**The task:**
Return all the entries exactly, keeping pictures out.

#### Dataset rows

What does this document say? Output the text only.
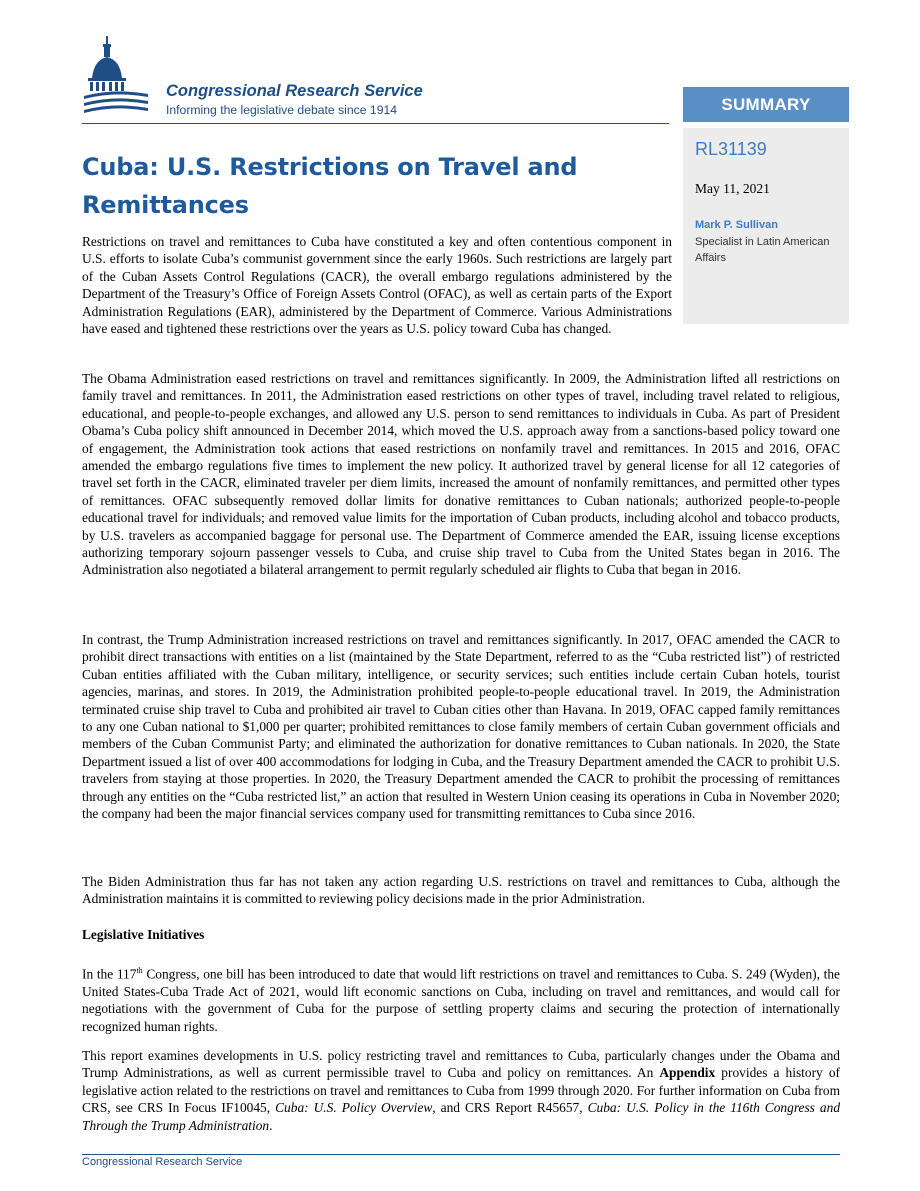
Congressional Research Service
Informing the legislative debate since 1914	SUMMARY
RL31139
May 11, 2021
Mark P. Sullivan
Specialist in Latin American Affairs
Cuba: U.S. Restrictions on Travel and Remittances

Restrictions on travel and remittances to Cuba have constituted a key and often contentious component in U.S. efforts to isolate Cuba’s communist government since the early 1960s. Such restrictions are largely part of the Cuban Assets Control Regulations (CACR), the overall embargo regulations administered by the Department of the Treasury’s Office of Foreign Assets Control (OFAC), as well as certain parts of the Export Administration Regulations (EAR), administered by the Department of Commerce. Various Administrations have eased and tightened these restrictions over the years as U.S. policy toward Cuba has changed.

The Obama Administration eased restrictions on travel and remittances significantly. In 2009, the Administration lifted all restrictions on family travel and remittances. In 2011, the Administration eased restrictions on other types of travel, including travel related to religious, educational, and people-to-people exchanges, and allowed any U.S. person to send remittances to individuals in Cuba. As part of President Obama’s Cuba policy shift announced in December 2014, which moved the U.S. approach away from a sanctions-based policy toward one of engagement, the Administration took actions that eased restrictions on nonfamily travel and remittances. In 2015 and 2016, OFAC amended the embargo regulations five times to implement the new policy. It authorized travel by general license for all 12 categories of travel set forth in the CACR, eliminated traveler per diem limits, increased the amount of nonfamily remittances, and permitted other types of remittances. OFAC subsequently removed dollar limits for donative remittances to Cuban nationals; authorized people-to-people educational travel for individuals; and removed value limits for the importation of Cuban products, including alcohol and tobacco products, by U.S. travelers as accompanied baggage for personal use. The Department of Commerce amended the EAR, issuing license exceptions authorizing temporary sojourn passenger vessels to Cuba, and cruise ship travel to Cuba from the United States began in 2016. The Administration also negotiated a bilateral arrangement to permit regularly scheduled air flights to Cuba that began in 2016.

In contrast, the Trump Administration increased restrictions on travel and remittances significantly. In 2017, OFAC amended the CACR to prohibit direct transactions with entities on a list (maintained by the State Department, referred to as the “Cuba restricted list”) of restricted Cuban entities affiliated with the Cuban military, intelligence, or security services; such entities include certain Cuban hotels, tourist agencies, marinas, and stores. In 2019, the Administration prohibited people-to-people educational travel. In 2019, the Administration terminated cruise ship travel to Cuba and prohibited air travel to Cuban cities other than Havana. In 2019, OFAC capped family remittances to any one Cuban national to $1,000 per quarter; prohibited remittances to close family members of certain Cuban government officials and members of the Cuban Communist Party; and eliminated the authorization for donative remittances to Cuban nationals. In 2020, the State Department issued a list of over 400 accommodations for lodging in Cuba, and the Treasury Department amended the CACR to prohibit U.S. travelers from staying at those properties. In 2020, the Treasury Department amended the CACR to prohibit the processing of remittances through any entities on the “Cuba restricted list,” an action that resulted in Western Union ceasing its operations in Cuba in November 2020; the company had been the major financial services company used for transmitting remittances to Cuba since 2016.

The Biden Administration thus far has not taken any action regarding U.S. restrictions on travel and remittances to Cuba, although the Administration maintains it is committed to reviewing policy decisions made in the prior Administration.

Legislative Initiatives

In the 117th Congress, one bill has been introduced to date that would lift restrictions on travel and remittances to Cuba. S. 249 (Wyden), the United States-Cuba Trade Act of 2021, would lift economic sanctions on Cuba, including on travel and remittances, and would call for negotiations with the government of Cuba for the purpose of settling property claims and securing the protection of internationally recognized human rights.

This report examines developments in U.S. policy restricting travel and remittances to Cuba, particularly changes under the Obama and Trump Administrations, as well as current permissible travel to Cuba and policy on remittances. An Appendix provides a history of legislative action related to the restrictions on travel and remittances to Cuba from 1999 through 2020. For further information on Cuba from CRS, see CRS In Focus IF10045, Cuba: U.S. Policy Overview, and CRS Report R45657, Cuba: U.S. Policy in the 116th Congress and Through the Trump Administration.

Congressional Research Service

########

**Expected answer:**
What does this document say? Output the text only.
Congressional Research Service
Informing the legislative debate since 1914	SUMMARY
RL31139
May 11, 2021
Mark P. Sullivan
Specialist in Latin American Affairs
Cuba: U.S. Restrictions on Travel and Remittances

Restrictions on travel and remittances to Cuba have constituted a key and often contentious component in U.S. efforts to isolate Cuba’s communist government since the early 1960s. Such restrictions are largely part of the Cuban Assets Control Regulations (CACR), the overall embargo regulations administered by the Department of the Treasury’s Office of Foreign Assets Control (OFAC), as well as certain parts of the Export Administration Regulations (EAR), administered by the Department of Commerce. Various Administrations have eased and tightened these restrictions over the years as U.S. policy toward Cuba has changed.

The Obama Administration eased restrictions on travel and remittances significantly. In 2009, the Administration lifted all restrictions on family travel and remittances. In 2011, the Administration eased restrictions on other types of travel, including travel related to religious, educational, and people-to-people exchanges, and allowed any U.S. person to send remittances to individuals in Cuba. As part of President Obama’s Cuba policy shift announced in December 2014, which moved the U.S. approach away from a sanctions-based policy toward one of engagement, the Administration took actions that eased restrictions on nonfamily travel and remittances. In 2015 and 2016, OFAC amended the embargo regulations five times to implement the new policy. It authorized travel by general license for all 12 categories of travel set forth in the CACR, eliminated traveler per diem limits, increased the amount of nonfamily remittances, and permitted other types of remittances. OFAC subsequently removed dollar limits for donative remittances to Cuban nationals; authorized people-to-people educational travel for individuals; and removed value limits for the importation of Cuban products, including alcohol and tobacco products, by U.S. travelers as accompanied baggage for personal use. The Department of Commerce amended the EAR, issuing license exceptions authorizing temporary sojourn passenger vessels to Cuba, and cruise ship travel to Cuba from the United States began in 2016. The Administration also negotiated a bilateral arrangement to permit regularly scheduled air flights to Cuba that began in 2016.

In contrast, the Trump Administration increased restrictions on travel and remittances significantly. In 2017, OFAC amended the CACR to prohibit direct transactions with entities on a list (maintained by the State Department, referred to as the “Cuba restricted list”) of restricted Cuban entities affiliated with the Cuban military, intelligence, or security services; such entities include certain Cuban hotels, tourist agencies, marinas, and stores. In 2019, the Administration prohibited people-to-people educational travel. In 2019, the Administration terminated cruise ship travel to Cuba and prohibited air travel to Cuban cities other than Havana. In 2019, OFAC capped family remittances to any one Cuban national to $1,000 per quarter; prohibited remittances to close family members of certain Cuban government officials and members of the Cuban Communist Party; and eliminated the authorization for donative remittances to Cuban nationals. In 2020, the State Department issued a list of over 400 accommodations for lodging in Cuba, and the Treasury Department amended the CACR to prohibit U.S. travelers from staying at those properties. In 2020, the Treasury Department amended the CACR to prohibit the processing of remittances through any entities on the “Cuba restricted list,” an action that resulted in Western Union ceasing its operations in Cuba in November 2020; the company had been the major financial services company used for transmitting remittances to Cuba since 2016.

The Biden Administration thus far has not taken any action regarding U.S. restrictions on travel and remittances to Cuba, although the Administration maintains it is committed to reviewing policy decisions made in the prior Administration.

Legislative Initiatives

In the 117th Congress, one bill has been introduced to date that would lift restrictions on travel and remittances to Cuba. S. 249 (Wyden), the United States-Cuba Trade Act of 2021, would lift economic sanctions on Cuba, including on travel and remittances, and would call for negotiations with the government of Cuba for the purpose of settling property claims and securing the protection of internationally recognized human rights.

This report examines developments in U.S. policy restricting travel and remittances to Cuba, particularly changes under the Obama and Trump Administrations, as well as current permissible travel to Cuba and policy on remittances. An Appendix provides a history of legislative action related to the restrictions on travel and remittances to Cuba from 1999 through 2020. For further information on Cuba from CRS, see CRS In Focus IF10045, Cuba: U.S. Policy Overview, and CRS Report R45657, Cuba: U.S. Policy in the 116th Congress and Through the Trump Administration.

Congressional Research Service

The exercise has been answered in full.